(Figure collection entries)

==============================

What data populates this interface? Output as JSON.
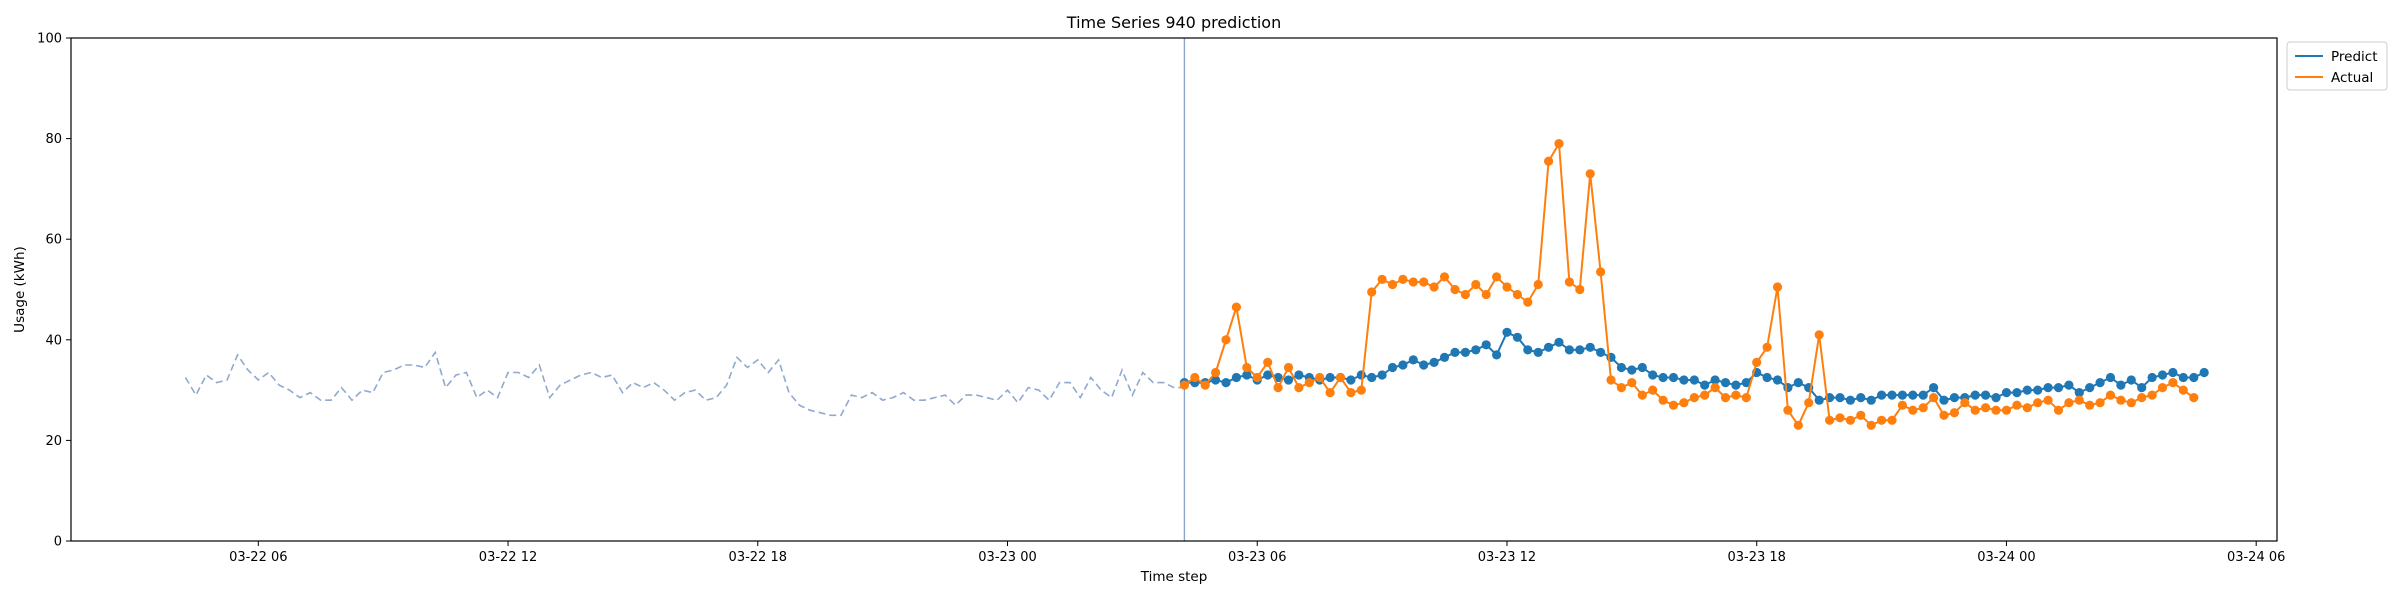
{
  "chart_data": {
    "type": "line",
    "title": "Time Series 940 prediction",
    "xlabel": "Time step",
    "ylabel": "Usage (kWh)",
    "ylim": [
      0,
      100
    ],
    "yticks": [
      "0",
      "20",
      "40",
      "60",
      "80",
      "100"
    ],
    "xlim": [
      "2024-03-22 01:30",
      "2024-03-24 06:30"
    ],
    "xticks": [
      {
        "time": "2024-03-22 06:00",
        "label": "03-22 06"
      },
      {
        "time": "2024-03-22 12:00",
        "label": "03-22 12"
      },
      {
        "time": "2024-03-22 18:00",
        "label": "03-22 18"
      },
      {
        "time": "2024-03-23 00:00",
        "label": "03-23 00"
      },
      {
        "time": "2024-03-23 06:00",
        "label": "03-23 06"
      },
      {
        "time": "2024-03-23 12:00",
        "label": "03-23 12"
      },
      {
        "time": "2024-03-23 18:00",
        "label": "03-23 18"
      },
      {
        "time": "2024-03-24 00:00",
        "label": "03-24 00"
      },
      {
        "time": "2024-03-24 06:00",
        "label": "03-24 06"
      }
    ],
    "grid": false,
    "legend_position": "outside top-right",
    "forecast_start": "2024-03-23 04:15",
    "history": {
      "start": "2024-03-22 04:15",
      "interval_minutes": 15,
      "color": "#8aa4cc",
      "style": "dashed",
      "values": [
        32.5,
        29.0,
        33.0,
        31.5,
        32.0,
        37.0,
        34.0,
        32.0,
        33.5,
        31.0,
        30.0,
        28.5,
        29.5,
        28.0,
        28.0,
        30.5,
        28.0,
        30.0,
        29.5,
        33.5,
        34.0,
        35.0,
        35.0,
        34.5,
        37.5,
        30.5,
        33.0,
        33.5,
        28.5,
        30.0,
        28.5,
        33.5,
        33.5,
        32.5,
        35.0,
        28.5,
        31.0,
        32.0,
        33.0,
        33.5,
        32.5,
        33.0,
        29.5,
        31.5,
        30.5,
        31.5,
        30.0,
        28.0,
        29.5,
        30.0,
        28.0,
        28.5,
        31.0,
        36.5,
        34.5,
        36.0,
        33.5,
        36.0,
        29.5,
        27.0,
        26.0,
        25.5,
        25.0,
        25.0,
        29.0,
        28.5,
        29.5,
        28.0,
        28.5,
        29.5,
        28.0,
        28.0,
        28.5,
        29.0,
        27.0,
        29.0,
        29.0,
        28.5,
        28.0,
        30.0,
        27.5,
        30.5,
        30.0,
        28.0,
        31.5,
        31.5,
        28.5,
        32.5,
        30.0,
        28.5,
        34.0,
        29.0,
        33.5,
        31.5,
        31.5,
        30.5,
        30.5
      ]
    },
    "series": [
      {
        "name": "Predict",
        "color": "#1f77b4",
        "start": "2024-03-23 04:15",
        "interval_minutes": 15,
        "values": [
          31.5,
          31.5,
          31.5,
          32.0,
          31.5,
          32.5,
          33.0,
          32.0,
          33.0,
          32.5,
          32.0,
          33.0,
          32.5,
          32.0,
          32.5,
          32.5,
          32.0,
          33.0,
          32.5,
          33.0,
          34.5,
          35.0,
          36.0,
          35.0,
          35.5,
          36.5,
          37.5,
          37.5,
          38.0,
          39.0,
          37.0,
          41.5,
          40.5,
          38.0,
          37.5,
          38.5,
          39.5,
          38.0,
          38.0,
          38.5,
          37.5,
          36.5,
          34.5,
          34.0,
          34.5,
          33.0,
          32.5,
          32.5,
          32.0,
          32.0,
          31.0,
          32.0,
          31.5,
          31.0,
          31.5,
          33.5,
          32.5,
          32.0,
          30.5,
          31.5,
          30.5,
          28.0,
          28.5,
          28.5,
          28.0,
          28.5,
          28.0,
          29.0,
          29.0,
          29.0,
          29.0,
          29.0,
          30.5,
          28.0,
          28.5,
          28.5,
          29.0,
          29.0,
          28.5,
          29.5,
          29.5,
          30.0,
          30.0,
          30.5,
          30.5,
          31.0,
          29.5,
          30.5,
          31.5,
          32.5,
          31.0,
          32.0,
          30.5,
          32.5,
          33.0,
          33.5,
          32.5,
          32.5,
          33.5
        ]
      },
      {
        "name": "Actual",
        "color": "#ff7f0e",
        "start": "2024-03-23 04:15",
        "interval_minutes": 15,
        "values": [
          31.0,
          32.5,
          31.0,
          33.5,
          40.0,
          46.5,
          34.5,
          32.5,
          35.5,
          30.5,
          34.5,
          30.5,
          31.5,
          32.5,
          29.5,
          32.5,
          29.5,
          30.0,
          49.5,
          52.0,
          51.0,
          52.0,
          51.5,
          51.5,
          50.5,
          52.5,
          50.0,
          49.0,
          51.0,
          49.0,
          52.5,
          50.5,
          49.0,
          47.5,
          51.0,
          75.5,
          79.0,
          51.5,
          50.0,
          73.0,
          53.5,
          32.0,
          30.5,
          31.5,
          29.0,
          30.0,
          28.0,
          27.0,
          27.5,
          28.5,
          29.0,
          30.5,
          28.5,
          29.0,
          28.5,
          35.5,
          38.5,
          50.5,
          26.0,
          23.0,
          27.5,
          41.0,
          24.0,
          24.5,
          24.0,
          25.0,
          23.0,
          24.0,
          24.0,
          27.0,
          26.0,
          26.5,
          28.5,
          25.0,
          25.5,
          27.5,
          26.0,
          26.5,
          26.0,
          26.0,
          27.0,
          26.5,
          27.5,
          28.0,
          26.0,
          27.5,
          28.0,
          27.0,
          27.5,
          29.0,
          28.0,
          27.5,
          28.5,
          29.0,
          30.5,
          31.5,
          30.0,
          28.5
        ]
      }
    ]
  }
}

==============================

▸ DIRECTIVE: Write out each entry exactly as given, but skip the pictures.

▸ PROBLEM SOLUTION:
What data populates this interface? Output as JSON.
{
  "chart_data": {
    "type": "line",
    "title": "Time Series 940 prediction",
    "xlabel": "Time step",
    "ylabel": "Usage (kWh)",
    "ylim": [
      0,
      100
    ],
    "yticks": [
      "0",
      "20",
      "40",
      "60",
      "80",
      "100"
    ],
    "xlim": [
      "2024-03-22 01:30",
      "2024-03-24 06:30"
    ],
    "xticks": [
      {
        "time": "2024-03-22 06:00",
        "label": "03-22 06"
      },
      {
        "time": "2024-03-22 12:00",
        "label": "03-22 12"
      },
      {
        "time": "2024-03-22 18:00",
        "label": "03-22 18"
      },
      {
        "time": "2024-03-23 00:00",
        "label": "03-23 00"
      },
      {
        "time": "2024-03-23 06:00",
        "label": "03-23 06"
      },
      {
        "time": "2024-03-23 12:00",
        "label": "03-23 12"
      },
      {
        "time": "2024-03-23 18:00",
        "label": "03-23 18"
      },
      {
        "time": "2024-03-24 00:00",
        "label": "03-24 00"
      },
      {
        "time": "2024-03-24 06:00",
        "label": "03-24 06"
      }
    ],
    "grid": false,
    "legend_position": "outside top-right",
    "forecast_start": "2024-03-23 04:15",
    "history": {
      "start": "2024-03-22 04:15",
      "interval_minutes": 15,
      "color": "#8aa4cc",
      "style": "dashed",
      "values": [
        32.5,
        29.0,
        33.0,
        31.5,
        32.0,
        37.0,
        34.0,
        32.0,
        33.5,
        31.0,
        30.0,
        28.5,
        29.5,
        28.0,
        28.0,
        30.5,
        28.0,
        30.0,
        29.5,
        33.5,
        34.0,
        35.0,
        35.0,
        34.5,
        37.5,
        30.5,
        33.0,
        33.5,
        28.5,
        30.0,
        28.5,
        33.5,
        33.5,
        32.5,
        35.0,
        28.5,
        31.0,
        32.0,
        33.0,
        33.5,
        32.5,
        33.0,
        29.5,
        31.5,
        30.5,
        31.5,
        30.0,
        28.0,
        29.5,
        30.0,
        28.0,
        28.5,
        31.0,
        36.5,
        34.5,
        36.0,
        33.5,
        36.0,
        29.5,
        27.0,
        26.0,
        25.5,
        25.0,
        25.0,
        29.0,
        28.5,
        29.5,
        28.0,
        28.5,
        29.5,
        28.0,
        28.0,
        28.5,
        29.0,
        27.0,
        29.0,
        29.0,
        28.5,
        28.0,
        30.0,
        27.5,
        30.5,
        30.0,
        28.0,
        31.5,
        31.5,
        28.5,
        32.5,
        30.0,
        28.5,
        34.0,
        29.0,
        33.5,
        31.5,
        31.5,
        30.5,
        30.5
      ]
    },
    "series": [
      {
        "name": "Predict",
        "color": "#1f77b4",
        "start": "2024-03-23 04:15",
        "interval_minutes": 15,
        "values": [
          31.5,
          31.5,
          31.5,
          32.0,
          31.5,
          32.5,
          33.0,
          32.0,
          33.0,
          32.5,
          32.0,
          33.0,
          32.5,
          32.0,
          32.5,
          32.5,
          32.0,
          33.0,
          32.5,
          33.0,
          34.5,
          35.0,
          36.0,
          35.0,
          35.5,
          36.5,
          37.5,
          37.5,
          38.0,
          39.0,
          37.0,
          41.5,
          40.5,
          38.0,
          37.5,
          38.5,
          39.5,
          38.0,
          38.0,
          38.5,
          37.5,
          36.5,
          34.5,
          34.0,
          34.5,
          33.0,
          32.5,
          32.5,
          32.0,
          32.0,
          31.0,
          32.0,
          31.5,
          31.0,
          31.5,
          33.5,
          32.5,
          32.0,
          30.5,
          31.5,
          30.5,
          28.0,
          28.5,
          28.5,
          28.0,
          28.5,
          28.0,
          29.0,
          29.0,
          29.0,
          29.0,
          29.0,
          30.5,
          28.0,
          28.5,
          28.5,
          29.0,
          29.0,
          28.5,
          29.5,
          29.5,
          30.0,
          30.0,
          30.5,
          30.5,
          31.0,
          29.5,
          30.5,
          31.5,
          32.5,
          31.0,
          32.0,
          30.5,
          32.5,
          33.0,
          33.5,
          32.5,
          32.5,
          33.5
        ]
      },
      {
        "name": "Actual",
        "color": "#ff7f0e",
        "start": "2024-03-23 04:15",
        "interval_minutes": 15,
        "values": [
          31.0,
          32.5,
          31.0,
          33.5,
          40.0,
          46.5,
          34.5,
          32.5,
          35.5,
          30.5,
          34.5,
          30.5,
          31.5,
          32.5,
          29.5,
          32.5,
          29.5,
          30.0,
          49.5,
          52.0,
          51.0,
          52.0,
          51.5,
          51.5,
          50.5,
          52.5,
          50.0,
          49.0,
          51.0,
          49.0,
          52.5,
          50.5,
          49.0,
          47.5,
          51.0,
          75.5,
          79.0,
          51.5,
          50.0,
          73.0,
          53.5,
          32.0,
          30.5,
          31.5,
          29.0,
          30.0,
          28.0,
          27.0,
          27.5,
          28.5,
          29.0,
          30.5,
          28.5,
          29.0,
          28.5,
          35.5,
          38.5,
          50.5,
          26.0,
          23.0,
          27.5,
          41.0,
          24.0,
          24.5,
          24.0,
          25.0,
          23.0,
          24.0,
          24.0,
          27.0,
          26.0,
          26.5,
          28.5,
          25.0,
          25.5,
          27.5,
          26.0,
          26.5,
          26.0,
          26.0,
          27.0,
          26.5,
          27.5,
          28.0,
          26.0,
          27.5,
          28.0,
          27.0,
          27.5,
          29.0,
          28.0,
          27.5,
          28.5,
          29.0,
          30.5,
          31.5,
          30.0,
          28.5
        ]
      }
    ]
  }
}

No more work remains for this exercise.